§ **SEITENAUSZUG**:
--
Bild 1: Mir hat gefallen, dass San Fernando auf dem Pomeranzenbaum steht. ;)
Liebe Grüße
Peter

Wutsdorff Peter

Grüß´ Dich Namensvetter,
auch von mir als "Nichtkönner" meine Gratulation zu diesen wundervollen Bildern!!
Gruß  Peter W

Peter T.

Hallo Peter,

vielen Dank auch an Dich!

Aber stell Dein Licht nicht unter den Scheffel. So weit ich das mitverfolge, liegt/ lag es doch eher an der Software, mit der Du aufnimmst. Außerdem bist Du (inoffizieller) Douglasien-Beauftragter ;)
Liebe Grüße
Peter

jcs

Hallo Peter,

wiederum sehr schöne Aufnahmen! Dein neuer Farbtopf zahlt sich aus.
--
§ **VORLIEGENDE ANGABEN**:
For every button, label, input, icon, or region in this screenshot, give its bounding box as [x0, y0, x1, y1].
--
§ **ARBEITSAUFTRÄGE**:
A) Wie lässt sich der Absatz im Seitenauszug, der mit „Aber stell Dein Licht“ beginnt, knapper formulieren, ohne dass seine Kernaussagen verloren gehen?
B) Kannst du im Seitenauszug den Abschnitt von „vielen Dank auch“ bis einschließlich „(inoffizieller) Douglasien-Beauftragter ;)“ wiedergeben und dabei „Software“ gegen „Kamera“ tauschen?
C) Wie könnte der Seitenauszug mit den Forumsbeiträgen zu den Aufnahmen nach seinem letzten Satz weitergehen? Führe ihn fort.

§ **ANTWORTEN JE AUFGABE**:
A) Stell Dein Licht nicht unter den Scheffel: Es lag wohl eher an Deiner Aufnahmesoftware, und Du bist ja (inoffizieller) Douglasien-Beauftragter ;)

B)
vielen Dank auch an Dich!

Aber stell Dein Licht nicht unter den Scheffel. So weit ich das mitverfolge, liegt/ lag es doch eher an der Kamera, mit der Du aufnimmst. Außerdem bist Du (inoffizieller) Douglasien-Beauftragter ;)

C)
Wie bekommst Du Deine auf Reisen gesammelten Proben unbeschadet unter's heimische Mikroskop?
LG
Jürgen

Peter T.

Hallo Jürgen,

vielen Dank für Dein Lob!

Ich sammle alles, was mir so begegnet (auf Reisen oder dahoam) in vorbereiteten, mit Ethanol 70% gefüllten 8 ml Twist-Top Vials und führe mehrere Listen, auf denen ich protokolliere, was sich in den (mit Edding beschrifteten) Döschen befindet. Manchmal gibt es Platznot, wenn ich nicht genügend Döschen dabei habe, dann erfolgt eine Doppelbelegung (mit genauer Beschreibung, welche der Proben zu welcher Pflanze gehört).
Mein aktueller Bestand (ja, da steht Euch noch was bevor ...):

IMG_7644 2.jpg
Liebe Grüße
Peter

Fahrenheit

Lieber Peter,

vielen Dank für den schönen Beitrag, den ich gerne gelistet habe.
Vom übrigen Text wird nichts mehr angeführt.